What you should do => Copy out lines with the word "основанія" from the material that follows.

Extracted information =>
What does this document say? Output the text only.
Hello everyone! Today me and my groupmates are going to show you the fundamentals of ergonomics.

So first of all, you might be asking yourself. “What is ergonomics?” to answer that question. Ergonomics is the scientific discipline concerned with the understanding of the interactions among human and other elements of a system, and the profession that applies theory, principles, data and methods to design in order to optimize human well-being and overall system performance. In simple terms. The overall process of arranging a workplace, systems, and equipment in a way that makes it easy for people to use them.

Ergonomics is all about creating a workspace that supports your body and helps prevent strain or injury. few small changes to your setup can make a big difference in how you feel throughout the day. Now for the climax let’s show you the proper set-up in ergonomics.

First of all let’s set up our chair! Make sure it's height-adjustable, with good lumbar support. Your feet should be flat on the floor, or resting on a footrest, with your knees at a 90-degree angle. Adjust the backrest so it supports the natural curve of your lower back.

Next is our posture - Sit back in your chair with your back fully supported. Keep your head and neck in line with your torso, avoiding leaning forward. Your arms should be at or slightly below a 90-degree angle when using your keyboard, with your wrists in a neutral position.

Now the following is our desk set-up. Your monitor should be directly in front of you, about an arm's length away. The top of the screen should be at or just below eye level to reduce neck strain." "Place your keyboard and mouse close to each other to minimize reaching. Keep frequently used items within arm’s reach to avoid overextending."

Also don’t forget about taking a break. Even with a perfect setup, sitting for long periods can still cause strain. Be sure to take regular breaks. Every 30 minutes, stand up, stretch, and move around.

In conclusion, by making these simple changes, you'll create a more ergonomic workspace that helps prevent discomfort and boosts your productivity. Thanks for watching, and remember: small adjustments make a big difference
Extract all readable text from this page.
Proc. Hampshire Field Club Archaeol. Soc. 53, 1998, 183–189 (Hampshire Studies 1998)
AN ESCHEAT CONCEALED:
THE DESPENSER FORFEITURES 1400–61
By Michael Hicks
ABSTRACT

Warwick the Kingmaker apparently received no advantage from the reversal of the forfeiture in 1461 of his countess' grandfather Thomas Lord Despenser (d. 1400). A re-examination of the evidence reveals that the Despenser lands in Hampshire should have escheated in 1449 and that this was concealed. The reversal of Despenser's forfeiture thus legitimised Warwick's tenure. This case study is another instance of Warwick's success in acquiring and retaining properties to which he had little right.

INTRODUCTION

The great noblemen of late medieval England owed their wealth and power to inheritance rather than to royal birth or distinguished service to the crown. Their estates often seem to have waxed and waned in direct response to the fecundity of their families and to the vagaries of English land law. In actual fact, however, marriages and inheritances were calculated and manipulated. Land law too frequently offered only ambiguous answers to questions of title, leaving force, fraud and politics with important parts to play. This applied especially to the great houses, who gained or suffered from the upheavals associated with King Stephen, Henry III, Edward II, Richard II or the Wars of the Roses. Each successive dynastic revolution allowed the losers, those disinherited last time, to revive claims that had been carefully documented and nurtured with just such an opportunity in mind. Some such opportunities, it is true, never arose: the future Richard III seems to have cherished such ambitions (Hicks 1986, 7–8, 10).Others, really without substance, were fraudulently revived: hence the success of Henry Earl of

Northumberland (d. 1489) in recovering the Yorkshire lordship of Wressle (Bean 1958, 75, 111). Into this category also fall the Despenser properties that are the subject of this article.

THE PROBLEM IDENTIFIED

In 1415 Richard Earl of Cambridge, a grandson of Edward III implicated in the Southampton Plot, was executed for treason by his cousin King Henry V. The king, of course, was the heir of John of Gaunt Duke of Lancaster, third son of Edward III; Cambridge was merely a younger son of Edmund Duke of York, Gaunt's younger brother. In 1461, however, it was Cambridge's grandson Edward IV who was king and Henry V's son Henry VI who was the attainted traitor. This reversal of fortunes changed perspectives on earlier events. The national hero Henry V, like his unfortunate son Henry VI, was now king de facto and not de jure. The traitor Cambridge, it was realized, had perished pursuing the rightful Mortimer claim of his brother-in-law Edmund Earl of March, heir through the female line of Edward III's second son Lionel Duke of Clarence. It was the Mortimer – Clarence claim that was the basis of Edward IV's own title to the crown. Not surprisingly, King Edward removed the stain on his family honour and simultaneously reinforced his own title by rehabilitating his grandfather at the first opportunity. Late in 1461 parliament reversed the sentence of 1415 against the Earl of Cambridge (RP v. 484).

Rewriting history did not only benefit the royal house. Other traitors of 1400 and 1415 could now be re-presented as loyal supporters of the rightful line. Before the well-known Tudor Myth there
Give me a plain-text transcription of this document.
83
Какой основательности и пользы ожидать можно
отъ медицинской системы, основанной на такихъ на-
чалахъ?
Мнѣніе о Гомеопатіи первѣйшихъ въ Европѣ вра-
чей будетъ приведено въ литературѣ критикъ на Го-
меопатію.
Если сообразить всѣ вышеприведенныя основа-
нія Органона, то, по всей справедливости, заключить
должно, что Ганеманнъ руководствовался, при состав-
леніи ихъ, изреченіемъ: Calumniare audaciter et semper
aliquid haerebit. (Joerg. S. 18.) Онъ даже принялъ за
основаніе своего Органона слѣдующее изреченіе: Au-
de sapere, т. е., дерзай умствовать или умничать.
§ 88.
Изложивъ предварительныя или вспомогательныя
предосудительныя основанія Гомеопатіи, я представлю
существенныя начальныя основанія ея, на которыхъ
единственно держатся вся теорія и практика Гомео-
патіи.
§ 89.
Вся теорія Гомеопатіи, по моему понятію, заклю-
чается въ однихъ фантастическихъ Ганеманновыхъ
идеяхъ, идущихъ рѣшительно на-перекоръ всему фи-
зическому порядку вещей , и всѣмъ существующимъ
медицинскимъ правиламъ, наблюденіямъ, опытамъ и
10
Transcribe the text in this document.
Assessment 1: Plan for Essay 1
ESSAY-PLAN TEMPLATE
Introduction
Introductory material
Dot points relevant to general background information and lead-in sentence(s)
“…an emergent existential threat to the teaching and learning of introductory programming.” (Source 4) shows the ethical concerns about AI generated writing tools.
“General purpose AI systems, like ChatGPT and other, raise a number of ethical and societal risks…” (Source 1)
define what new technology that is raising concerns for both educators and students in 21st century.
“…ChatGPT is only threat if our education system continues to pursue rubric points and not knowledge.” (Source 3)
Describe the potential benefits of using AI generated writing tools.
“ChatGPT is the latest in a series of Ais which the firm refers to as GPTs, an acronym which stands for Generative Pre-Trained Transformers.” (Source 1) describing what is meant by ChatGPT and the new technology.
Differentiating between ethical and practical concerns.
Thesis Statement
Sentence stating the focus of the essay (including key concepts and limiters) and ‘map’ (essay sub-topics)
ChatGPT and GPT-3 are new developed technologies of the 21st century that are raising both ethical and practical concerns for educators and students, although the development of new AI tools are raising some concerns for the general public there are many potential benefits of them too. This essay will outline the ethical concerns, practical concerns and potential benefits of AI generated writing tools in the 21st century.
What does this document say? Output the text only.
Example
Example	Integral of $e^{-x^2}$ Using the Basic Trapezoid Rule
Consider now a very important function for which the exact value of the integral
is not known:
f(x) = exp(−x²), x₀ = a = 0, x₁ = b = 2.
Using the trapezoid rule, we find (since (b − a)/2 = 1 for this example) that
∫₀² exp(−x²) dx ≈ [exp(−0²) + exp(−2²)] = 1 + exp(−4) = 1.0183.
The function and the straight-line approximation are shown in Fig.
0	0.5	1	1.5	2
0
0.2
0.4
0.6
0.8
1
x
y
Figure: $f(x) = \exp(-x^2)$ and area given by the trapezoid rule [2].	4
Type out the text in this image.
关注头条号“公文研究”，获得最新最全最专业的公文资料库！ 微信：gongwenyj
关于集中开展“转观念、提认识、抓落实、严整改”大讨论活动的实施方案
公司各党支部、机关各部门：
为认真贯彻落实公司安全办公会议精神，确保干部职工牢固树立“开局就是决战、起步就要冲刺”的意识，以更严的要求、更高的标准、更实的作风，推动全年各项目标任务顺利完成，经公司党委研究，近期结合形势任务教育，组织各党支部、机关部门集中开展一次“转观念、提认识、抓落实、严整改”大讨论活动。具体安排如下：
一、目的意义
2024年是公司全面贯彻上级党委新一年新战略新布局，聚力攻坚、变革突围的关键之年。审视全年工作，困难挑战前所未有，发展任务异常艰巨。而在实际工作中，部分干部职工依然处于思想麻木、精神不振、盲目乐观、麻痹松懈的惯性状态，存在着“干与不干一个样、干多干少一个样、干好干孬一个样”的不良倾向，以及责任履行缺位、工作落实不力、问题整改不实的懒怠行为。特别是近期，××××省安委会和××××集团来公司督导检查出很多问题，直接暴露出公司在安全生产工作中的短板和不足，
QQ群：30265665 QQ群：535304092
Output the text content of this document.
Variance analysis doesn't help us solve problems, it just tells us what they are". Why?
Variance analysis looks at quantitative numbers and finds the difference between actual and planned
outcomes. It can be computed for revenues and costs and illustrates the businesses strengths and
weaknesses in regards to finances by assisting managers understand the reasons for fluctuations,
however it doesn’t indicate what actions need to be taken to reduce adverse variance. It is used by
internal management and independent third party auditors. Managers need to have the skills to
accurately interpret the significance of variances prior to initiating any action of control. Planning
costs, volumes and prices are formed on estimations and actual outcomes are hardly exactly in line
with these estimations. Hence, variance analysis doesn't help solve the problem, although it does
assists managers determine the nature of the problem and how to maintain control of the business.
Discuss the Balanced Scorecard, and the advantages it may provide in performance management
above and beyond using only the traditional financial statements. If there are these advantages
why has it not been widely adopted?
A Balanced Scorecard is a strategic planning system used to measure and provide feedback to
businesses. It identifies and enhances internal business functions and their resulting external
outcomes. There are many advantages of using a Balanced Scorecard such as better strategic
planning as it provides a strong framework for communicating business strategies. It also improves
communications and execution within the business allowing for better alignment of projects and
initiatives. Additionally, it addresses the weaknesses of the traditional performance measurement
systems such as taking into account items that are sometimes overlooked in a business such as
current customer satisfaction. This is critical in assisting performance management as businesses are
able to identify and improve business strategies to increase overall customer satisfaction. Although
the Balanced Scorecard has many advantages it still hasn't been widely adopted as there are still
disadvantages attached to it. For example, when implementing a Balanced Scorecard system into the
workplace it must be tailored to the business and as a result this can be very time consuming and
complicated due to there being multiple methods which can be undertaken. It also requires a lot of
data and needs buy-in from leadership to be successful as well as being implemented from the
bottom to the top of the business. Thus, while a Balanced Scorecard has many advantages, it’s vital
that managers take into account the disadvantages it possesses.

Task output =>
предосудительныя основанія Гомеопатіи, я представлю
существенныя начальныя основанія ея, на которыхъ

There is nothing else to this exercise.